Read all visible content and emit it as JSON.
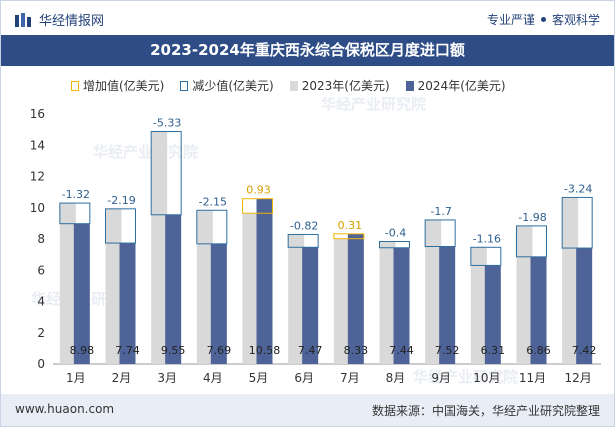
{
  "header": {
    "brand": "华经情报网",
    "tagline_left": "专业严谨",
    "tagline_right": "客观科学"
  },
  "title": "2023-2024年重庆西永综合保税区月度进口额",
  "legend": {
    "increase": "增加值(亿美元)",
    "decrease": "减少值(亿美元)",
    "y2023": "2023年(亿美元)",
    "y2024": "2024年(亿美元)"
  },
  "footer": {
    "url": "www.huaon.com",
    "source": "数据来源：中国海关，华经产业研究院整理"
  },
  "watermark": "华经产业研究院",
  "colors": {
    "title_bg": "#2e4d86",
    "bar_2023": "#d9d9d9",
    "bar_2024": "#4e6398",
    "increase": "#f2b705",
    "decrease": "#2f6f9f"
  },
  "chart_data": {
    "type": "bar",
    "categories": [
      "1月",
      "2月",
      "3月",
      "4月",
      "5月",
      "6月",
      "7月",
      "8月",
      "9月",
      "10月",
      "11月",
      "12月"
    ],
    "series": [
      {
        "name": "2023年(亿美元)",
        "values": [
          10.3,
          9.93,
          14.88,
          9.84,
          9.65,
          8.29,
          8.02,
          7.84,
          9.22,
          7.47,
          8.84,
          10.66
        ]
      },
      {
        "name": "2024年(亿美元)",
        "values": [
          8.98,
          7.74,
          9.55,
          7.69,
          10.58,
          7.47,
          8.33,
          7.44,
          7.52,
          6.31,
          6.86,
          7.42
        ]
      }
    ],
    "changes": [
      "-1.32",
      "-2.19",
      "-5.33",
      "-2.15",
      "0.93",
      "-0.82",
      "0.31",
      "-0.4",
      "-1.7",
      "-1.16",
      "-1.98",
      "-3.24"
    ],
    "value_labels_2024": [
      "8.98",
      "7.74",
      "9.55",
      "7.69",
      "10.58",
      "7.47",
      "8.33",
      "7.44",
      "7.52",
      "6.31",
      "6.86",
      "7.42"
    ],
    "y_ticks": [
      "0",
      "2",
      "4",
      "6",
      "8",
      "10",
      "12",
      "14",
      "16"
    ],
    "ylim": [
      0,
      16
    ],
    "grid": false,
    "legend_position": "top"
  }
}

_ _ _

Directions: Nothing in the entries should change as you copy them, except that the pictures are left out.

Final result:
Read all visible content and emit it as JSON.
{
  "header": {
    "brand": "华经情报网",
    "tagline_left": "专业严谨",
    "tagline_right": "客观科学"
  },
  "title": "2023-2024年重庆西永综合保税区月度进口额",
  "legend": {
    "increase": "增加值(亿美元)",
    "decrease": "减少值(亿美元)",
    "y2023": "2023年(亿美元)",
    "y2024": "2024年(亿美元)"
  },
  "footer": {
    "url": "www.huaon.com",
    "source": "数据来源：中国海关，华经产业研究院整理"
  },
  "watermark": "华经产业研究院",
  "colors": {
    "title_bg": "#2e4d86",
    "bar_2023": "#d9d9d9",
    "bar_2024": "#4e6398",
    "increase": "#f2b705",
    "decrease": "#2f6f9f"
  },
  "chart_data": {
    "type": "bar",
    "categories": [
      "1月",
      "2月",
      "3月",
      "4月",
      "5月",
      "6月",
      "7月",
      "8月",
      "9月",
      "10月",
      "11月",
      "12月"
    ],
    "series": [
      {
        "name": "2023年(亿美元)",
        "values": [
          10.3,
          9.93,
          14.88,
          9.84,
          9.65,
          8.29,
          8.02,
          7.84,
          9.22,
          7.47,
          8.84,
          10.66
        ]
      },
      {
        "name": "2024年(亿美元)",
        "values": [
          8.98,
          7.74,
          9.55,
          7.69,
          10.58,
          7.47,
          8.33,
          7.44,
          7.52,
          6.31,
          6.86,
          7.42
        ]
      }
    ],
    "changes": [
      "-1.32",
      "-2.19",
      "-5.33",
      "-2.15",
      "0.93",
      "-0.82",
      "0.31",
      "-0.4",
      "-1.7",
      "-1.16",
      "-1.98",
      "-3.24"
    ],
    "value_labels_2024": [
      "8.98",
      "7.74",
      "9.55",
      "7.69",
      "10.58",
      "7.47",
      "8.33",
      "7.44",
      "7.52",
      "6.31",
      "6.86",
      "7.42"
    ],
    "y_ticks": [
      "0",
      "2",
      "4",
      "6",
      "8",
      "10",
      "12",
      "14",
      "16"
    ],
    "ylim": [
      0,
      16
    ],
    "grid": false,
    "legend_position": "top"
  }
}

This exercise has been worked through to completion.